_TASK OBJECTIVE_: Isolate every line in the data with the string "KKTP" and copy it.

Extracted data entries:
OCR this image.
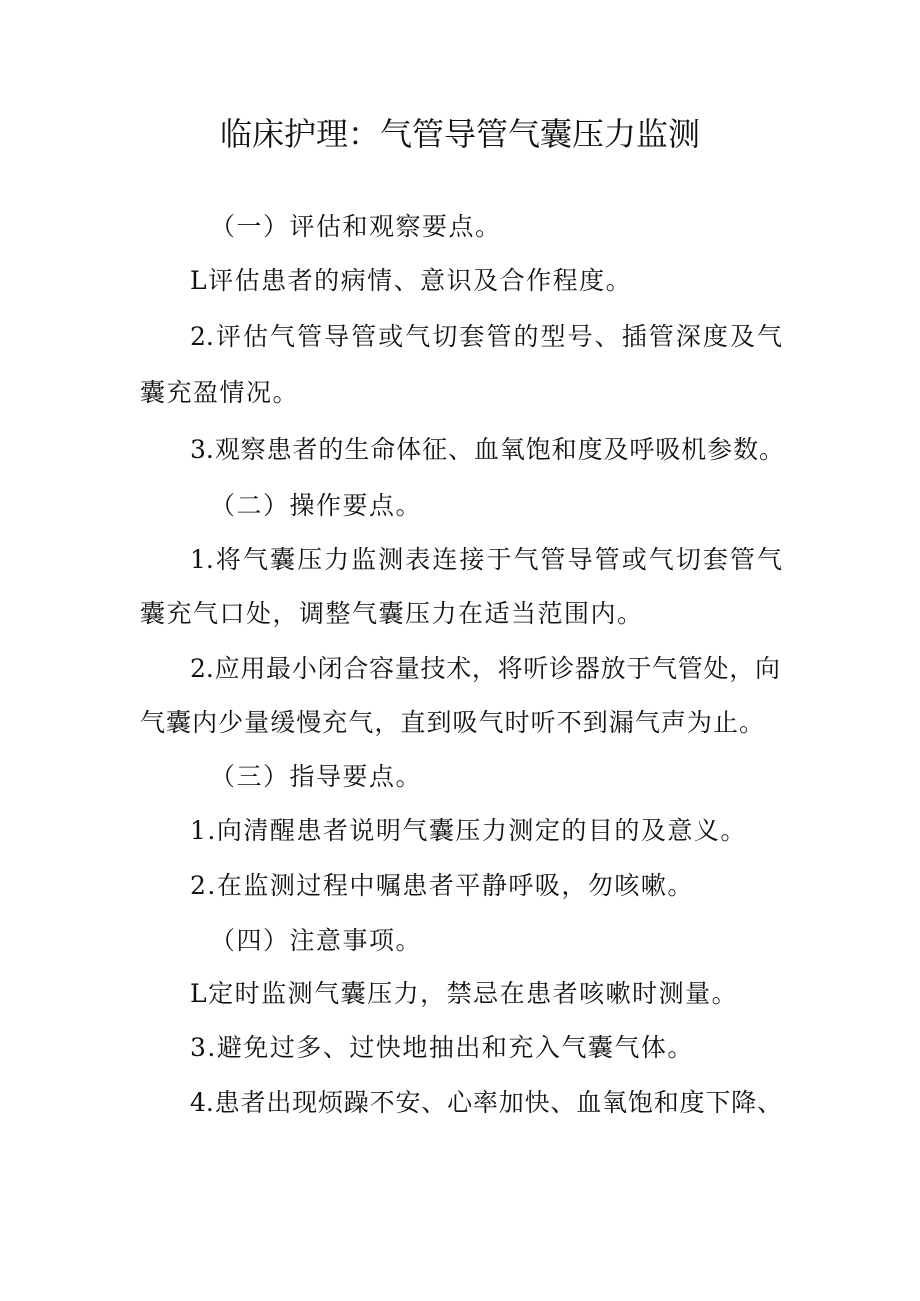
临床护理：气管导管气囊压力监测
（一）评估和观察要点。
L评估患者的病情、意识及合作程度。
2.评估气管导管或气切套管的型号、插管深度及气
囊充盈情况。
3.观察患者的生命体征、血氧饱和度及呼吸机参数。
（二）操作要点。
1.将气囊压力监测表连接于气管导管或气切套管气
囊充气口处，调整气囊压力在适当范围内。
2.应用最小闭合容量技术，将听诊器放于气管处，向
气囊内少量缓慢充气，直到吸气时听不到漏气声为止。
（三）指导要点。
1.向清醒患者说明气囊压力测定的目的及意义。
2.在监测过程中嘱患者平静呼吸，勿咳嗽。
（四）注意事项。
L定时监测气囊压力，禁忌在患者咳嗽时测量。
3.避免过多、过快地抽出和充入气囊气体。
4.患者出现烦躁不安、心率加快、血氧饱和度下降、
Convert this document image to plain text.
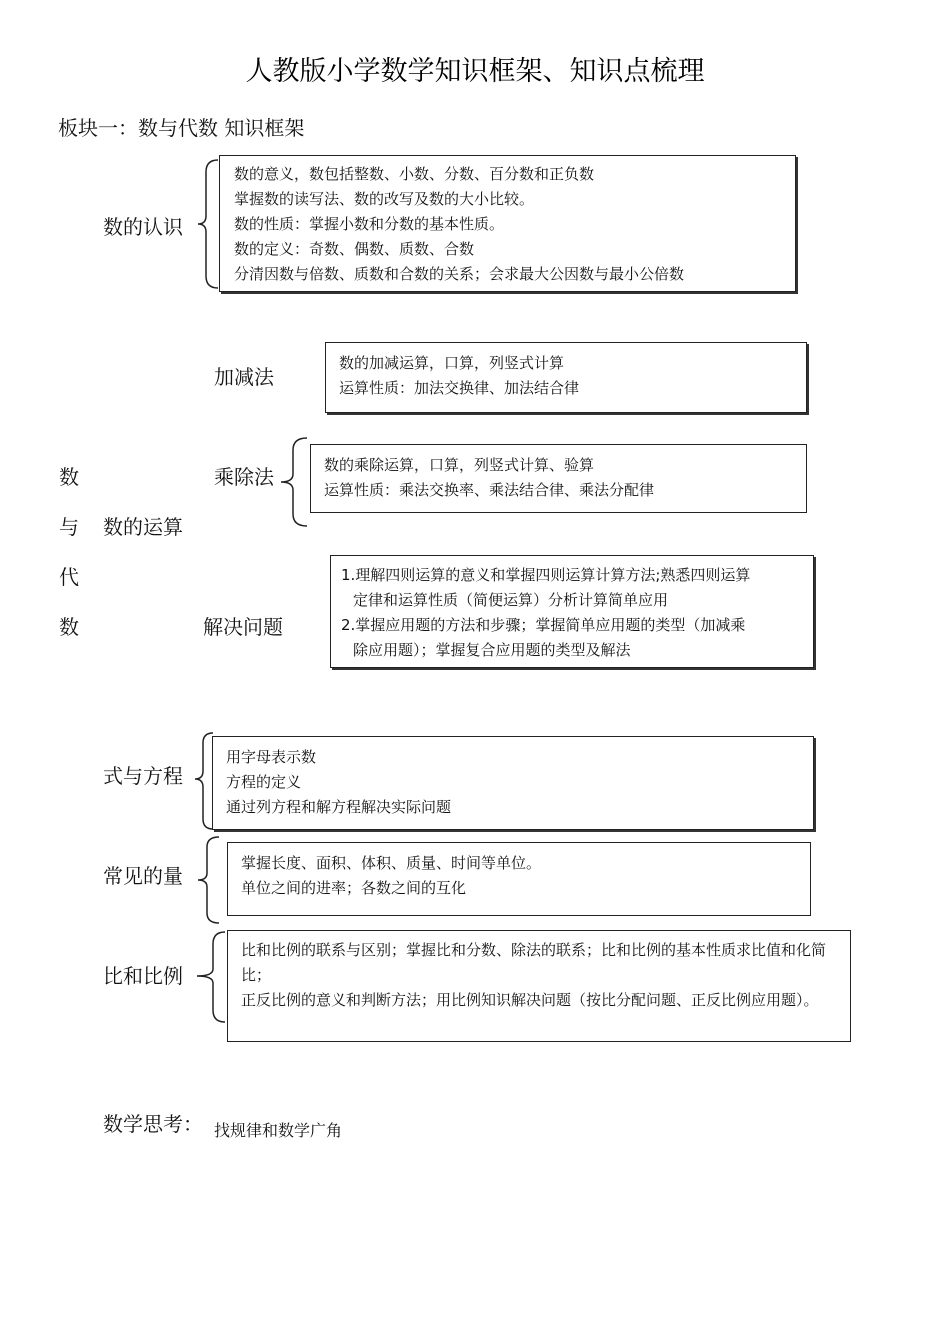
人教版小学数学知识框架、知识点梳理
板块一：数与代数 知识框架
数的认识
数的意义，数包括整数、小数、分数、百分数和正负数
掌握数的读写法、数的改写及数的大小比较。
数的性质：掌握小数和分数的基本性质。
数的定义：奇数、偶数、质数、合数
分清因数与倍数、质数和合数的关系；会求最大公因数与最小公倍数
加减法
数的加减运算，口算，列竖式计算
运算性质：加法交换律、加法结合律
乘除法	数的乘除运算，口算，列竖式计算、验算
运算性质：乘法交换率、乘法结合律、乘法分配律
数
与
代
数
数的运算
解决问题
1.理解四则运算的意义和掌握四则运算计算方法;熟悉四则运算
定律和运算性质（简便运算）分析计算简单应用
2.掌握应用题的方法和步骤；掌握简单应用题的类型（加减乘
除应用题）；掌握复合应用题的类型及解法
式与方程
用字母表示数
方程的定义
通过列方程和解方程解决实际问题
常见的量
掌握长度、面积、体积、质量、时间等单位。
单位之间的进率；各数之间的互化
比和比例
比和比例的联系与区别；掌握比和分数、除法的联系；比和比例的基本性质求比值和化简比；
正反比例的意义和判断方法；用比例知识解决问题（按比分配问题、正反比例应用题）。
数学思考： 找规律和数学广角
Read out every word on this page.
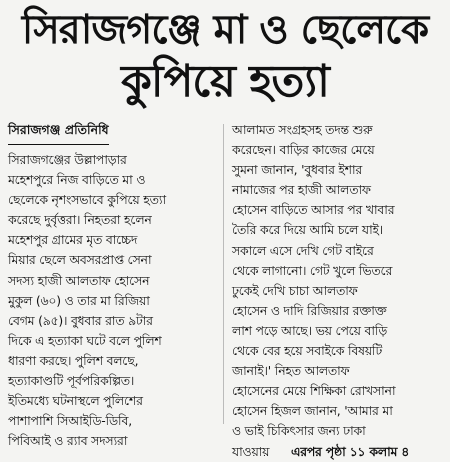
সিরাজগঞ্জে মা ও ছেলেকে
কুপিয়ে হত্যা
সিরাজগঞ্জ প্রতিনিধি
সিরাজগঞ্জের উল্লাপাড়ার
মহেশপুরে নিজ বাড়িতে মা ও
ছেলেকে নৃশংসভাবে কুপিয়ে হত্যা
করেছে দুর্বৃত্তরা। নিহতরা হলেন
মহেশপুর গ্রামের মৃত বাচ্চেদ
মিয়ার ছেলে অবসরপ্রাপ্ত সেনা
সদস্য হাজী আলতাফ হোসেন
মুকুল (৬০) ও তার মা রিজিয়া
বেগম (৯৫)। বুধবার রাত ৯টার
দিকে এ হত্যাকা ঘটে বলে পুলিশ
ধারণা করছে। পুলিশ বলছে,
হত্যাকাণ্ডটি পূর্বপরিকল্পিত।
ইতিমধ্যে ঘটনাস্থলে পুলিশের
পাশাপাশি সিআইডি-ডিবি,
পিবিআই ও র‍্যাব সদস্যরা
আলামত সংগ্রহসহ তদন্ত শুরু
করেছেন। বাড়ির কাজের মেয়ে
সুমনা জানান, 'বুধবার ইশার
নামাজের পর হাজী আলতাফ
হোসেন বাড়িতে আসার পর খাবার
তৈরি করে দিয়ে আমি চলে যাই।
সকালে এসে দেখি গেট বাইরে
থেকে লাগানো। গেট খুলে ভিতরে
ঢুকেই দেখি চাচা আলতাফ
হোসেন ও দাদি রিজিয়ার রক্তাক্ত
লাশ পড়ে আছে। ভয় পেয়ে বাড়ি
থেকে বের হয়ে সবাইকে বিষয়টি
জানাই।' নিহত আলতাফ
হোসেনের মেয়ে শিক্ষিকা রোখসানা
হোসেন হিজল জানান, 'আমার মা
ও ভাই চিকিৎসার জন্য ঢাকা
যাওয়ায় এরপর পৃষ্ঠা ১১ কলাম ৪
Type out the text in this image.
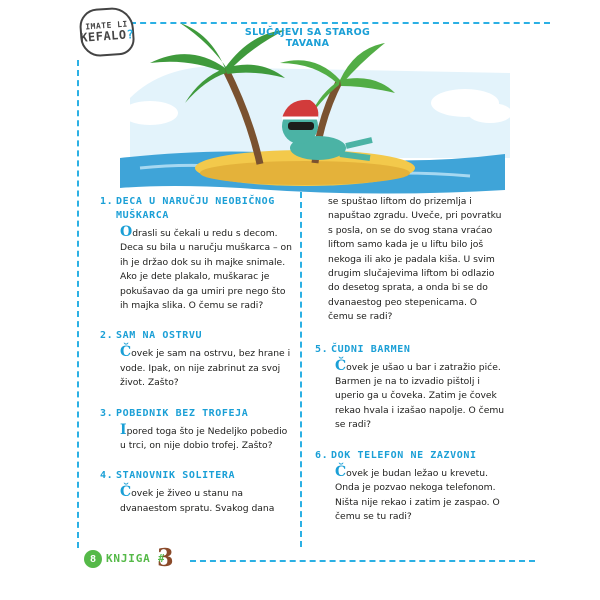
IMATE LI
KEFALO?	SLUČAJEVI SA STAROG TAVANA
1. DECA U NARUČJU NEOBIČNOG MUŠKARCA
Odrasli su čekali u redu s decom. Deca su bila u naručju muškarca – on ih je držao dok su ih majke snimale. Ako je dete plakalo, muškarac je pokušavao da ga umiri pre nego što ih majka slika. O čemu se radi?
2. SAM NA OSTRVU
Čovek je sam na ostrvu, bez hrane i vode. Ipak, on nije zabrinut za svoj život. Zašto?
3. POBEDNIK BEZ TROFEJA
Ipored toga što je Nedeljko pobedio u trci, on nije dobio trofej. Zašto?
4. STANOVNIK SOLITERA
Čovek je živeo u stanu na dvanaestom spratu. Svakog dana
se spuštao liftom do prizemlja i napuštao zgradu. Uveče, pri povratku s posla, on se do svog stana vraćao liftom samo kada je u liftu bilo još nekoga ili ako je padala kiša. U svim drugim slučajevima liftom bi odlazio do desetog sprata, a onda bi se do dvanaestog peo stepenicama. O čemu se radi?
5. ČUDNI BARMEN
Čovek je ušao u bar i zatražio piće. Barmen je na to izvadio pištolj i uperio ga u čoveka. Zatim je čovek rekao hvala i izašao napolje. O čemu se radi?
6. DOK TELEFON NE ZAZVONI
Čovek je budan ležao u krevetu. Onda je pozvao nekoga telefonom. Ništa nije rekao i zatim je zaspao. O čemu se tu radi?
8 KNJIGA #
3
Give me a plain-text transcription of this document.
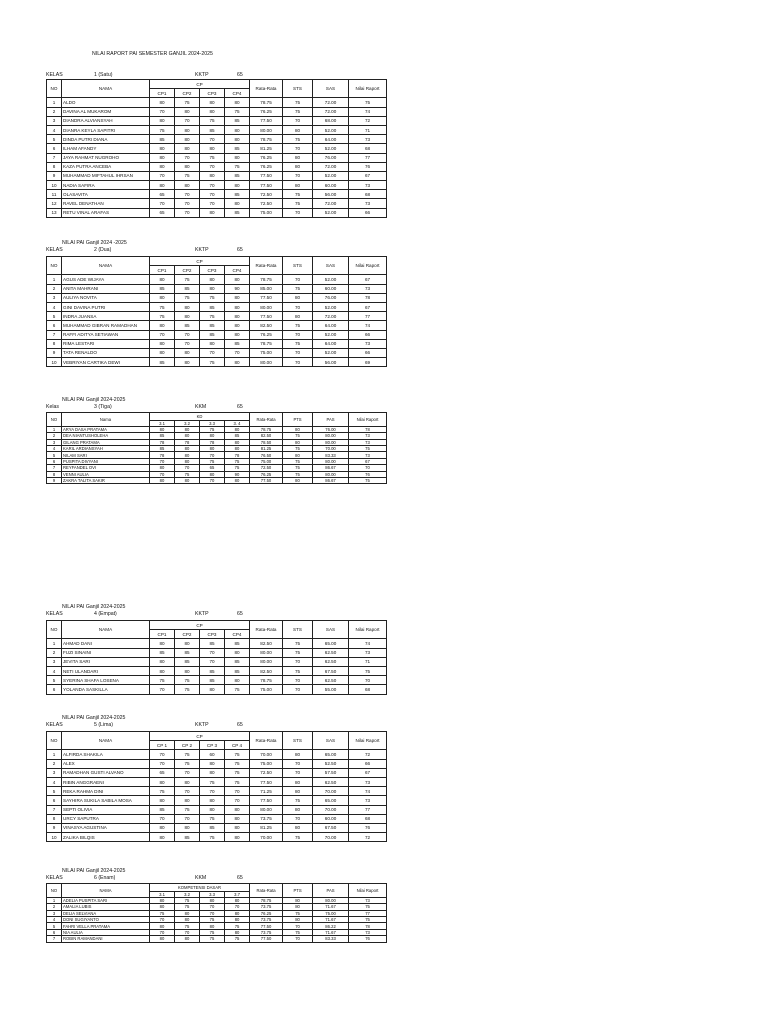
NILAI RAPORT PAI SEMESTER GANJIL 2024-2025
KELAS	1 (Satu)	KKTP	65
NO	NAMA	CP				Rata-Rata	STS	SAS	Nilai Raport
		CP1	CP2	CP3	CP4				
1	ALDO	80	75	80	80	78.75	75	72.00	75
2	DAVINA AL MUKAROM	70	80	80	75	76.25	75	72.00	74
3	DIANDRA ALVIANSYAH	80	70	75	85	77.50	70	68.00	72
4	DIANRA KEYLA SAPITRI	75	80	85	80	80.00	80	52.00	71
5	DINDA PUTRI DIANA	85	80	70	80	78.75	75	64.00	73
6	ILHAM AFANDY	80	80	80	85	81.25	70	52.00	68
7	JAYA RAHMAT NUGROHO	80	70	75	80	76.25	80	76.00	77
8	KAZA PUTRA ANCEBA	80	80	70	75	76.25	80	72.00	76
9	MUHAMMAD MIFTAHUL IHRSAN	70	75	80	85	77.50	70	52.00	67
10	NADIA SAFIRA	80	80	70	80	77.50	80	60.00	73
11	OLASAVITA	65	70	70	85	72.50	75	56.00	68
12	RAVEL DENATHAN	70	70	70	80	72.50	75	72.00	73
13	RETU VINAL ARAFAS	65	70	80	85	75.00	70	52.00	66
NILAI PAI Ganjil 2024 -2025
KELAS	2 (Dua)	KKTP	65
NO	NAMA	CP				Rata-Rata	STS	SAS	Nilai Raport
		CP1	CP2	CP3	CP4				
1	AGUS ADE WIJAYA	80	75	80	80	78.75	70	52.00	67
2	ANITA MAHRANI	85	85	80	90	85.00	75	60.00	73
3	AULIYA NOVITA	80	75	75	80	77.50	80	76.00	78
4	GINI DAVINA PUTRI	75	80	85	80	80.00	70	52.00	67
5	INDRA JUANSA	75	80	75	80	77.50	80	72.00	77
6	MUHAMMAD GIBRAN RAMADHAN	80	85	85	80	82.50	75	64.00	74
7	RAFFI ADITYA SETIAWAN	70	70	85	80	76.25	70	52.00	66
8	RIMA LESTARI	80	70	80	85	78.75	75	64.00	73
9	TATA RENALDO	80	80	70	70	75.00	70	52.00	66
10	VEBRIYAN CARTIKA DEWI	85	80	75	80	80.00	70	56.00	69
NILAI PAI Ganjil 2024-2025
Kelas	3 (Tiga)	KKM	65
NO	Nama	KD				Rata-Rata	PTS	PAS	Nilai Raport
		3.1	3.2	3.3	3. 4				
1	ARYA DASA PRATAMA	80	80	75	80	78.75	80	76.00	78
2	DEA NIANTUSHOLEHA	85	80	80	85	82.50	75	80.00	73
3	GILANG PRATAMA	78	78	78	80	78.50	80	80.00	73
4	KARIL ARDIANSYAH	85	80	80	80	81.25	75	70.00	75
5	NILAM SARI	78	80	70	78	76.50	80	83.33	73
6	PUSPITA DIVYANI	70	80	75	75	75.00	75	80.00	67
7	REYFANDEL OVI	80	70	65	75	72.50	75	86.67	70
8	VENNI AULIA	70	75	80	90	76.25	75	80.00	76
9	ZAKRA TALITA SAKIR	80	80	70	80	77.50	80	86.67	75
NILAI PAI Ganjil 2024-2025
KELAS	4 (Empat)	KKTP	65
NO	NAMA	CP				Rata-Rata	STS	SAS	Nilai Raport
		CP1	CP2	CP3	CP4				
1	AHMAD DANI	80	80	85	85	82.50	75	65.00	74
2	FUZI SINAINI	85	85	70	80	80.00	75	62.50	73
3	JEVITA SARI	80	85	70	85	80.00	70	62.50	71
4	NETI ULANDARI	80	80	85	85	82.50	75	67.50	75
5	SYERINA SHAFA LOSENA	75	75	85	80	78.75	70	62.50	70
6	YOLANDA SASKILLA	70	75	80	75	75.00	70	55.00	68
NILAI PAI Ganjil 2024-2025
KELAS	5 (Lima)	KKTP	65
NO	NAMA	CP				Rata-Rata	STS	SAS	Nilai Raport
		CP 1	CP 2	CP 3	CP 4				
1	ALFIRDA SHAKILA	70	75	60	75	70.00	80	65.00	72
2	ALEX	70	75	80	75	75.00	70	52.50	66
3	RAMADHAN GUSTI ALVANO	65	70	80	75	72.50	70	57.50	67
4	RIBIN ANGGRAENI	80	80	75	75	77.50	80	62.50	73
5	REKA RAHMA DINI	75	70	70	70	71.25	80	70.00	74
6	SAYHIRA SUKILA SABILA MOSA	80	80	80	70	77.50	75	65.00	73
7	SEPTI OLIVIA	85	75	80	80	80.00	80	70.00	77
8	URCY SAPUTRA	70	70	75	80	73.75	70	60.00	68
9	VINASYA AGUSTINA	80	80	85	80	81.25	80	67.50	76
10	ZALIKA BILQIS	80	85	75	80	70.00	75	70.00	72
NILAI PAI Ganjil 2024-2025
KELAS	6 (Enam)	KKM	65
NO	NAMA	KOMPETENSI DASAR				Rata-Rata	PTS	PAS	Nilai Raport
		3.1	3.2	3.3	3.7				
1	ADELIA PUSPITA SARI	80	75	80	80	78.75	80	80.00	73
2	AMALIA LUBIS	80	75	70	70	73.75	80	71.67	75
3	DELIA SELVIANA	75	80	70	80	76.25	75	75.00	77
4	DONI SUGIYANTO	70	80	75	80	73.75	80	71.67	75
5	FAHRI VELLA PRATAMA	80	75	80	75	77.50	70	86.22	78
6	NIA AULIA	70	70	75	80	73.75	75	71.67	73
7	ROBIN RAMANDANI	80	80	75	75	77.50	70	83.33	76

_ANSWER TO THIS EXERCISE_:
KELAS	1 (Satu)	KKTP	65
KELAS	2 (Dua)	KKTP	65
KELAS	4 (Empat)	KKTP	65
KELAS	5 (Lima)	KKTP	65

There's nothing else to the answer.